- _Given instruction_
Find every line of the listing below where "alla" appears, and copy it.

- _Extracted material_
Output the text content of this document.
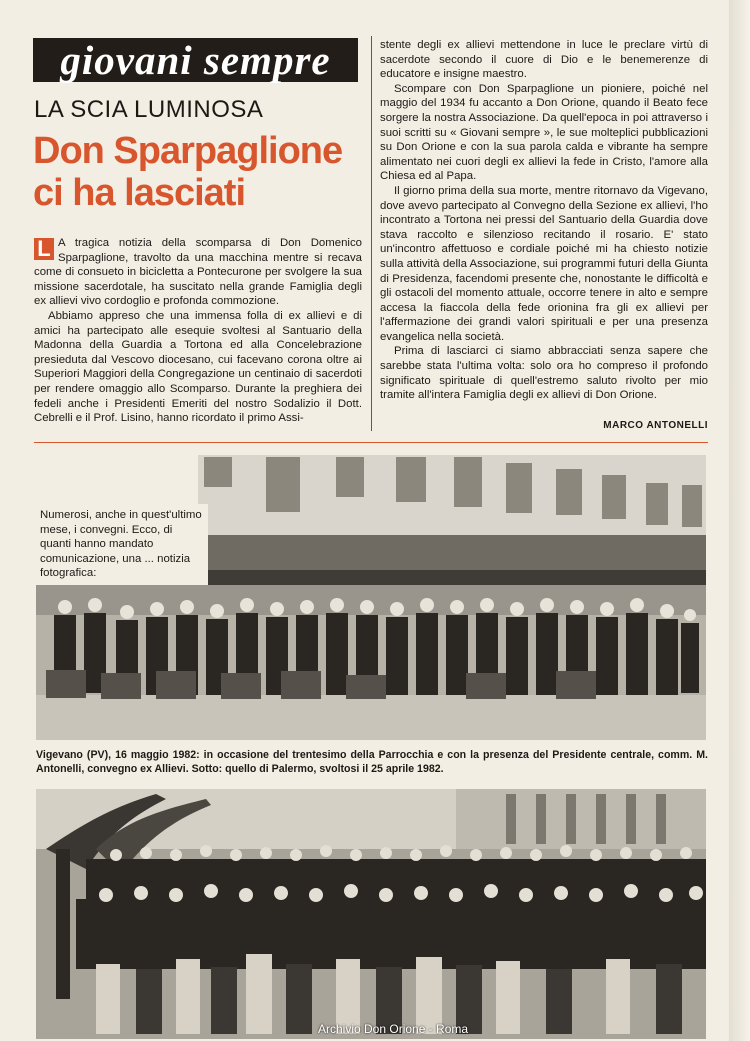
giovani sempre
LA SCIA LUMINOSA
Don Sparpaglione ci ha lasciati

L A tragica notizia della scomparsa di Don Domenico Sparpaglione, travolto da una macchina mentre si recava come di consueto in bicicletta a Pontecurone per svolgere la sua missione sacerdotale, ha suscitato nella grande Famiglia degli ex allievi vivo cordoglio e profonda commozione.

Abbiamo appreso che una immensa folla di ex allievi e di amici ha partecipato alle esequie svoltesi al Santuario della Madonna della Guardia a Tortona ed alla Concelebrazione presieduta dal Vescovo diocesano, cui facevano corona oltre ai Superiori Maggiori della Congregazione un centinaio di sacerdoti per rendere omaggio allo Scomparso. Durante la preghiera dei fedeli anche i Presidenti Emeriti del nostro Sodalizio il Dott. Cebrelli e il Prof. Lisino, hanno ricordato il primo Assi-

stente degli ex allievi mettendone in luce le preclare virtù di sacerdote secondo il cuore di Dio e le benemerenze di educatore e insigne maestro.

Scompare con Don Sparpaglione un pioniere, poiché nel maggio del 1934 fu accanto a Don Orione, quando il Beato fece sorgere la nostra Associazione. Da quell'epoca in poi attraverso i suoi scritti su « Giovani sempre », le sue molteplici pubblicazioni su Don Orione e con la sua parola calda e vibrante ha sempre alimentato nei cuori degli ex allievi la fede in Cristo, l'amore alla Chiesa ed al Papa.

Il giorno prima della sua morte, mentre ritornavo da Vigevano, dove avevo partecipato al Convegno della Sezione ex allievi, l'ho incontrato a Tortona nei pressi del Santuario della Guardia dove stava raccolto e silenzioso recitando il rosario. E' stato un'incontro affettuoso e cordiale poiché mi ha chiesto notizie sulla attività della Associazione, sui programmi futuri della Giunta di Presidenza, facendomi presente che, nonostante le difficoltà e gli ostacoli del momento attuale, occorre tenere in alto e sempre accesa la fiaccola della fede orionina fra gli ex allievi per l'affermazione dei grandi valori spirituali e per una presenza evangelica nella società.

Prima di lasciarci ci siamo abbracciati senza sapere che sarebbe stata l'ultima volta: solo ora ho compreso il profondo significato spirituale di quell'estremo saluto rivolto per mio tramite all'intera Famiglia degli ex allievi di Don Orione.

MARCO ANTONELLI
Numerosi, anche in quest'ultimo mese, i convegni. Ecco, di quanti hanno mandato comunicazione, una ... notizia fotografica:
Vigevano (PV), 16 maggio 1982: in occasione del trentesimo della Parrocchia e con la presenza del Presidente centrale, comm. M. Antonelli, convegno ex Allievi. Sotto: quello di Palermo, svoltosi il 25 aprile 1982.
Archivio Don Orione - Roma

- _Problem solution_
Abbiamo appreso che una immensa folla di ex allievi e di amici ha partecipato alle esequie svoltesi al Santuario della Madonna della Guardia a Tortona ed alla Concelebrazione presieduta dal Vescovo diocesano, cui facevano corona oltre ai Superiori Maggiori della Congregazione un centinaio di sacerdoti per rendere omaggio allo Scomparso. Durante la preghiera dei fedeli anche i Presidenti Emeriti del nostro Sodalizio il Dott. Cebrelli e il Prof. Lisino, hanno ricordato il primo Assi-
Scompare con Don Sparpaglione un pioniere, poiché nel maggio del 1934 fu accanto a Don Orione, quando il Beato fece sorgere la nostra Associazione. Da quell'epoca in poi attraverso i suoi scritti su « Giovani sempre », le sue molteplici pubblicazioni su Don Orione e con la sua parola calda e vibrante ha sempre alimentato nei cuori degli ex allievi la fede in Cristo, l'amore alla Chiesa ed al Papa.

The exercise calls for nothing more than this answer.